* Begin RECORDS FOR THIS TASK *

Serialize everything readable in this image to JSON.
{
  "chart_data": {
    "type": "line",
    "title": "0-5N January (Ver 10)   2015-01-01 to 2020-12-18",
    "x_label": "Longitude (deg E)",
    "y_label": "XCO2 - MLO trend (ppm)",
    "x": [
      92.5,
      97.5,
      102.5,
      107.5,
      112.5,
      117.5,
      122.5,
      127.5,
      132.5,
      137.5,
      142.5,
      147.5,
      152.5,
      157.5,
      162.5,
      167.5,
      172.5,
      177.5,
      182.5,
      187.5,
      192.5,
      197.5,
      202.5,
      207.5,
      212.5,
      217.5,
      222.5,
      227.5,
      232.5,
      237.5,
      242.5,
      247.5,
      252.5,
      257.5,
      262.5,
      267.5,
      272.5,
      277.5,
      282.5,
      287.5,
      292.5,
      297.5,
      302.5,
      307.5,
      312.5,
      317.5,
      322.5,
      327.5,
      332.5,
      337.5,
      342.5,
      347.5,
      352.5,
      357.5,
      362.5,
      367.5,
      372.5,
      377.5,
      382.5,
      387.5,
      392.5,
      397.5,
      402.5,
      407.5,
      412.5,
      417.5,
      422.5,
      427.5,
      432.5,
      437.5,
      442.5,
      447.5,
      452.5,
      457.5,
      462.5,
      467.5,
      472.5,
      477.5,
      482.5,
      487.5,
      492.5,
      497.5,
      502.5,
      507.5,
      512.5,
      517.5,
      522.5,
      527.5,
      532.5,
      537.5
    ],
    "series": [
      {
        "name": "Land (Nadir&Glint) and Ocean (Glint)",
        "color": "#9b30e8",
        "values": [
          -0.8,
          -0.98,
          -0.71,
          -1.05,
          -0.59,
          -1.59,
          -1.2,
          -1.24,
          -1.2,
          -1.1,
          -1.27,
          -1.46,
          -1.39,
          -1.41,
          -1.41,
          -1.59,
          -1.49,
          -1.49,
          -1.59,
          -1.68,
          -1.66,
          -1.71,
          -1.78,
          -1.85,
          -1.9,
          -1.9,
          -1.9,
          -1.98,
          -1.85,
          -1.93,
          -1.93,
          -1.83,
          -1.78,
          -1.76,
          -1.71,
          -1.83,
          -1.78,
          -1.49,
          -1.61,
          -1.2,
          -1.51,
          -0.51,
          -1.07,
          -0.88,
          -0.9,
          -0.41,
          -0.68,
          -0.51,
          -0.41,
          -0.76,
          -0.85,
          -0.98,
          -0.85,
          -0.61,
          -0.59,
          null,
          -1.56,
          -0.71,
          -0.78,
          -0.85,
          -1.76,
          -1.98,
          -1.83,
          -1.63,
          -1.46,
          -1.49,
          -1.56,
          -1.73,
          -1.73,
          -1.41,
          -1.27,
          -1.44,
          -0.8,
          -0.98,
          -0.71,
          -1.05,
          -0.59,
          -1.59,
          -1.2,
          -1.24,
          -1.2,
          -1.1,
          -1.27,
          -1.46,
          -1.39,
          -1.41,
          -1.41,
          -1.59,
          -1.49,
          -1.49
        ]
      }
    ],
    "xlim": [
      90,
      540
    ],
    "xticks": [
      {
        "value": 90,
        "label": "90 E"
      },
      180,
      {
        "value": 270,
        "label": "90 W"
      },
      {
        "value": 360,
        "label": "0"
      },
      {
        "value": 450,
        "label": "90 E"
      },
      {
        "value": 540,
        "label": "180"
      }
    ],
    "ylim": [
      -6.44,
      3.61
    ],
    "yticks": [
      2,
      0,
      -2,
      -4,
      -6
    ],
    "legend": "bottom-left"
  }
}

* End RECORDS FOR THIS TASK *
* Begin RECORDS FOR THIS TASK *

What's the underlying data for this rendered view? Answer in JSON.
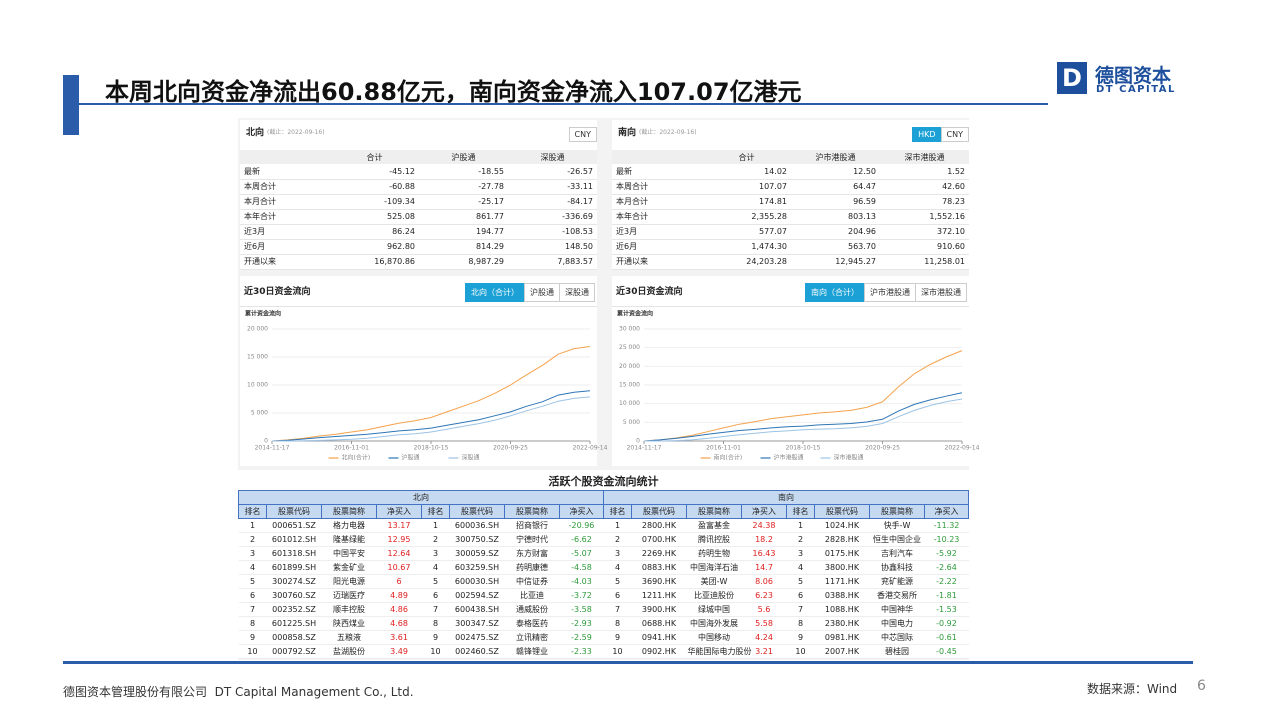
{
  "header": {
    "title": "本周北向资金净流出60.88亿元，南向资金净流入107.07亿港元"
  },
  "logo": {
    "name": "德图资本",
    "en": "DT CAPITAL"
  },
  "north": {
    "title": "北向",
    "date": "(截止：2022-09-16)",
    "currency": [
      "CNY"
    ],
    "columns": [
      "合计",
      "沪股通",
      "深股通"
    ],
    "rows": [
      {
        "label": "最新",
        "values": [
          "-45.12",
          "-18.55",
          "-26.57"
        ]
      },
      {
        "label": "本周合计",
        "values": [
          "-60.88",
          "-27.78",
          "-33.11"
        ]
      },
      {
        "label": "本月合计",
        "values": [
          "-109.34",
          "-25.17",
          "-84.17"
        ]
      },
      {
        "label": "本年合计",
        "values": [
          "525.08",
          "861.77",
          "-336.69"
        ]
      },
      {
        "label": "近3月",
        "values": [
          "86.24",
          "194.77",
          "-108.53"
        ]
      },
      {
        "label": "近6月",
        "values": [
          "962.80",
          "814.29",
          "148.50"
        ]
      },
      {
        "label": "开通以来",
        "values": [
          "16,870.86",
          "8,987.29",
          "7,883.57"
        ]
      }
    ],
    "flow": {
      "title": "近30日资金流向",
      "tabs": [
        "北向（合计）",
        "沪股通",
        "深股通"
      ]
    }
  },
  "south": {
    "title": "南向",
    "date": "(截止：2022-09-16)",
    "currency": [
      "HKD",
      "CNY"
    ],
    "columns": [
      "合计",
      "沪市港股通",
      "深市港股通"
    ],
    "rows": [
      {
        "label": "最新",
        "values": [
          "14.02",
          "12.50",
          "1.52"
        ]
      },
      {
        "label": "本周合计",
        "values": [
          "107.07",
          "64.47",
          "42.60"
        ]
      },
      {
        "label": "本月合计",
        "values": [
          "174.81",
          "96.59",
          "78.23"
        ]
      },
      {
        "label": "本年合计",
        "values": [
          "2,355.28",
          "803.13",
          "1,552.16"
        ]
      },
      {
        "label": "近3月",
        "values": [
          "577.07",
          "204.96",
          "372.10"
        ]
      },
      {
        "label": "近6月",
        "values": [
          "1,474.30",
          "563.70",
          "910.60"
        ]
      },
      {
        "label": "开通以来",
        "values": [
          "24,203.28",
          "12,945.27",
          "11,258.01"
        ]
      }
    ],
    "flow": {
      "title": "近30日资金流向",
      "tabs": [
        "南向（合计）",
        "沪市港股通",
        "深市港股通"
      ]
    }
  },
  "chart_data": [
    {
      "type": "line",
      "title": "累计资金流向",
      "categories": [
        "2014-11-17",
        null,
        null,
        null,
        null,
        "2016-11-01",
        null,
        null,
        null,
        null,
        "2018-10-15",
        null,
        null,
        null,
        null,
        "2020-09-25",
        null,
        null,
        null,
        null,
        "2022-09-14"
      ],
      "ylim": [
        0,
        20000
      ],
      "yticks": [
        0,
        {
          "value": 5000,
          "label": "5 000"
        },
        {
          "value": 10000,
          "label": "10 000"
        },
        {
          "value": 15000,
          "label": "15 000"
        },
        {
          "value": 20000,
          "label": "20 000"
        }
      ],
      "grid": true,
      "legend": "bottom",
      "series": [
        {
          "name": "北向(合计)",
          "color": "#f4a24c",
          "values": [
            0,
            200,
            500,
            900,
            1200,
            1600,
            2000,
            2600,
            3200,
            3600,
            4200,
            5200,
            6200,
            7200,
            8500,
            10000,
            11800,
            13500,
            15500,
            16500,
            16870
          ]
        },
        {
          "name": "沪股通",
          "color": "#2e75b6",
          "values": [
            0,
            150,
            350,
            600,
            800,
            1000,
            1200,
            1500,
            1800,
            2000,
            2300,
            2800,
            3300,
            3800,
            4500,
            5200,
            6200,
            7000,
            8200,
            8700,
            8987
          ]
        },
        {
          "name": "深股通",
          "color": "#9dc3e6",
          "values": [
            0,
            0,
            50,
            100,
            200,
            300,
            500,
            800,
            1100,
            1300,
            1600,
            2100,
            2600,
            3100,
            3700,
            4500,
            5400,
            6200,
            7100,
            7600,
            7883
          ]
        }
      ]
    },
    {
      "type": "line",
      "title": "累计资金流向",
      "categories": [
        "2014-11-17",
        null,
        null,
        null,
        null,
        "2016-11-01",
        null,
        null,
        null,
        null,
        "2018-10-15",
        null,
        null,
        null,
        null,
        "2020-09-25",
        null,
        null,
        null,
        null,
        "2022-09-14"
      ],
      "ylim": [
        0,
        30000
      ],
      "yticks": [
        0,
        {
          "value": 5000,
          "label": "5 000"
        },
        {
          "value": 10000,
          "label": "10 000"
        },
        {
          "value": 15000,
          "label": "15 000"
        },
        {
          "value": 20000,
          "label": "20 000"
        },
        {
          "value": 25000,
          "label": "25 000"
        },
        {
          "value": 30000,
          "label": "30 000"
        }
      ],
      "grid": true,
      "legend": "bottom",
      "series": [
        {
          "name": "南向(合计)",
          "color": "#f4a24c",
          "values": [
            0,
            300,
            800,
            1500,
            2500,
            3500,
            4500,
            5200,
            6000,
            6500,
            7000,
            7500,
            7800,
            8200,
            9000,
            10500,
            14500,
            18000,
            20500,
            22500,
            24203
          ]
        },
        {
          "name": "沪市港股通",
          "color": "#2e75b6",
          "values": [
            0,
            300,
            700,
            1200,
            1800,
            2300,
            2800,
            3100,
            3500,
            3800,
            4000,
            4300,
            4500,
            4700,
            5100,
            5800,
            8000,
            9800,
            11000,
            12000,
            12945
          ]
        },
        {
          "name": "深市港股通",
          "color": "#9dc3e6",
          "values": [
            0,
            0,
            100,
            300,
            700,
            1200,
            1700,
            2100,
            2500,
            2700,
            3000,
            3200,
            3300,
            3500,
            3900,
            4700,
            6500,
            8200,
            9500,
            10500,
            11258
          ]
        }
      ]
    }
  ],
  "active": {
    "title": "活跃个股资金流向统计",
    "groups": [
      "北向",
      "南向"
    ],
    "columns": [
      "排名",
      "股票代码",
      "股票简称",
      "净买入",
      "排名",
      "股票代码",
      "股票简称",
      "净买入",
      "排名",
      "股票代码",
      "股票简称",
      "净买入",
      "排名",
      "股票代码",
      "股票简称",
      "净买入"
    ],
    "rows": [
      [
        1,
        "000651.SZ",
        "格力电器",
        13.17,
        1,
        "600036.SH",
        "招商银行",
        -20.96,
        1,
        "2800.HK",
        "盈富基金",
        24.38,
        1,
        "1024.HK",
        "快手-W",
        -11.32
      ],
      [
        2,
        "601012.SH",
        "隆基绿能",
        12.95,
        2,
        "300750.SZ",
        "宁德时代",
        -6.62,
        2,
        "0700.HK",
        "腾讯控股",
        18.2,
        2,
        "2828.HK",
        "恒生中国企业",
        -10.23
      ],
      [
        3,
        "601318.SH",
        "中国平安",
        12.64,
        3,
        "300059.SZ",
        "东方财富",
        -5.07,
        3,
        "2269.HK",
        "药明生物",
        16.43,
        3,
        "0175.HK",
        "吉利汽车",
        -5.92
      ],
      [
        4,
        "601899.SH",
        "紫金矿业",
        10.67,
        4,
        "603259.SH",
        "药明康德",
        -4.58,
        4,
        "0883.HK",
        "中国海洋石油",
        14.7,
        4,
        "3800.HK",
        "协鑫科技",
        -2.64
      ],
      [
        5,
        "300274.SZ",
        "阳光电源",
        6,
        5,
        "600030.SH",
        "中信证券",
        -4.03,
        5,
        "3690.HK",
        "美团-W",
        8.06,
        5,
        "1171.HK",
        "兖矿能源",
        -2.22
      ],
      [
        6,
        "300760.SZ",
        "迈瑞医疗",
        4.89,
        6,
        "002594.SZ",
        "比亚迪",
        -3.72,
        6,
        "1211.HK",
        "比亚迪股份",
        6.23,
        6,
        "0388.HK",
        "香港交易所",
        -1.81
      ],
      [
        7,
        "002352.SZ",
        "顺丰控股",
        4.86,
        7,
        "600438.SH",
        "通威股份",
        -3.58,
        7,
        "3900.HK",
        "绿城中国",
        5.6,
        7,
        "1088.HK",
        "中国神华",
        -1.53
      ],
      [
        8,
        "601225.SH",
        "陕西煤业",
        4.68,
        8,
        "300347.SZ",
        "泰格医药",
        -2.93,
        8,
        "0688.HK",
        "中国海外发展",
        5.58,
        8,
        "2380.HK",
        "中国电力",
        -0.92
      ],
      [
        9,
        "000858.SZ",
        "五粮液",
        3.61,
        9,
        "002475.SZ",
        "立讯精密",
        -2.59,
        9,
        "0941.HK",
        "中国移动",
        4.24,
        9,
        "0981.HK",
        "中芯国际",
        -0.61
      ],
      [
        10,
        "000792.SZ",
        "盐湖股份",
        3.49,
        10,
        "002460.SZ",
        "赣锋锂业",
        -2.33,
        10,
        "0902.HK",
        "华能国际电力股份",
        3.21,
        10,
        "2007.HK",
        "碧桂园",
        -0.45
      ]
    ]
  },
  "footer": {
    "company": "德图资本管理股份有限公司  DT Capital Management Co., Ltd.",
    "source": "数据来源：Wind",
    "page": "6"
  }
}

* End RECORDS FOR THIS TASK *

* STATED EXERCISE *
Scan the material above. Return every line containing the string "name".

* RESPONSE TO THIS TASK *
        "name": "Land (Nadir&Glint) and Ocean (Glint)",
    "name": "德图资本",
          "name": "北向(合计)",
          "name": "沪股通",
          "name": "深股通",
          "name": "南向(合计)",
          "name": "沪市港股通",
          "name": "深市港股通",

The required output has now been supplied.